== Records provided ==

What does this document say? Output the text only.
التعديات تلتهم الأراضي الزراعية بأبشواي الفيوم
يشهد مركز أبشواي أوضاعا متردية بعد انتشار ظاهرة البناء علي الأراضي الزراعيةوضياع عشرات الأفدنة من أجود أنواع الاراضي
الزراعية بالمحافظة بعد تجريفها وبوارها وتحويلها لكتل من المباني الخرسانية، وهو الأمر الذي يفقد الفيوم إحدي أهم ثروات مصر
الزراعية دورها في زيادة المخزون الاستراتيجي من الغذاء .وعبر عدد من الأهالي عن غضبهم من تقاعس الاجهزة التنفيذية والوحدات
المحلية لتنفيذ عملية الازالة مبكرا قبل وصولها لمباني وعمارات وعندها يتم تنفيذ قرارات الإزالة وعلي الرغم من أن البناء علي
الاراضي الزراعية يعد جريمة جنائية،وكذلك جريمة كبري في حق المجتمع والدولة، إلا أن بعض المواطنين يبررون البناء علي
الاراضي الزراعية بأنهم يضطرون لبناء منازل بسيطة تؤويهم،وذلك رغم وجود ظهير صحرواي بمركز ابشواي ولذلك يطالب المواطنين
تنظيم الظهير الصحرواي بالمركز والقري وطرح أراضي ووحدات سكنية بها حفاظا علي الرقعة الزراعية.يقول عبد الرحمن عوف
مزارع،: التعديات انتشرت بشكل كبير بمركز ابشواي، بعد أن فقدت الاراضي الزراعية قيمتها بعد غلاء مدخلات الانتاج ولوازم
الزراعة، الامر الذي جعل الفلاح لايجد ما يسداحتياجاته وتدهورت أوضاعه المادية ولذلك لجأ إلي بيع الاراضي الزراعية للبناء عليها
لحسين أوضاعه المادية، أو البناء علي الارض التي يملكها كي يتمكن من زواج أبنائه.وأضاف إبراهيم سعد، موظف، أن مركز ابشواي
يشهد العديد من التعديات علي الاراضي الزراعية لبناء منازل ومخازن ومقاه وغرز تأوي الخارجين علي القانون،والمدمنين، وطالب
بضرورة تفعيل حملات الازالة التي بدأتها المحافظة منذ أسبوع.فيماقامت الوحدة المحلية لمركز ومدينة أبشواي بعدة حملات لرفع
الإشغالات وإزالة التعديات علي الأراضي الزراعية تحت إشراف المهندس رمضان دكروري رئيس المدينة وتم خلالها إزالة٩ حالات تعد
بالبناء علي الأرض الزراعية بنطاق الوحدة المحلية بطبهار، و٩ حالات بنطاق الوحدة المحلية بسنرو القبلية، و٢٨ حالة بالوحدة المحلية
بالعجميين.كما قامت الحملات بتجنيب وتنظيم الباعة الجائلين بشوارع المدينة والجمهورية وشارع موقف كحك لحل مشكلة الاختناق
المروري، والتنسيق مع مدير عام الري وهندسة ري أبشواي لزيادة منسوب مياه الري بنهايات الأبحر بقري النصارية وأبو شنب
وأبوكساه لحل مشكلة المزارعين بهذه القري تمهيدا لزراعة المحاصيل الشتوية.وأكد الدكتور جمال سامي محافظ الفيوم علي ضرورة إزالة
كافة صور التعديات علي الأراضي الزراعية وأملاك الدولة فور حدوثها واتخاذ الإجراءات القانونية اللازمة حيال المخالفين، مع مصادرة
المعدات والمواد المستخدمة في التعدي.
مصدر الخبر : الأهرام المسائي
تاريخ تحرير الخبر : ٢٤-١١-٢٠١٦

===

» **Direction**
Report all lines of the material that contain the word "مشكلة".

» **Result of this task**
بالعجميين.كما قامت الحملات بتجنيب وتنظيم الباعة الجائلين بشوارع المدينة والجمهورية وشارع موقف كحك لحل مشكلة الاختناق
وأبوكساه لحل مشكلة المزارعين بهذه القري تمهيدا لزراعة المحاصيل الشتوية.وأكد الدكتور جمال سامي محافظ الفيوم علي ضرورة إزالة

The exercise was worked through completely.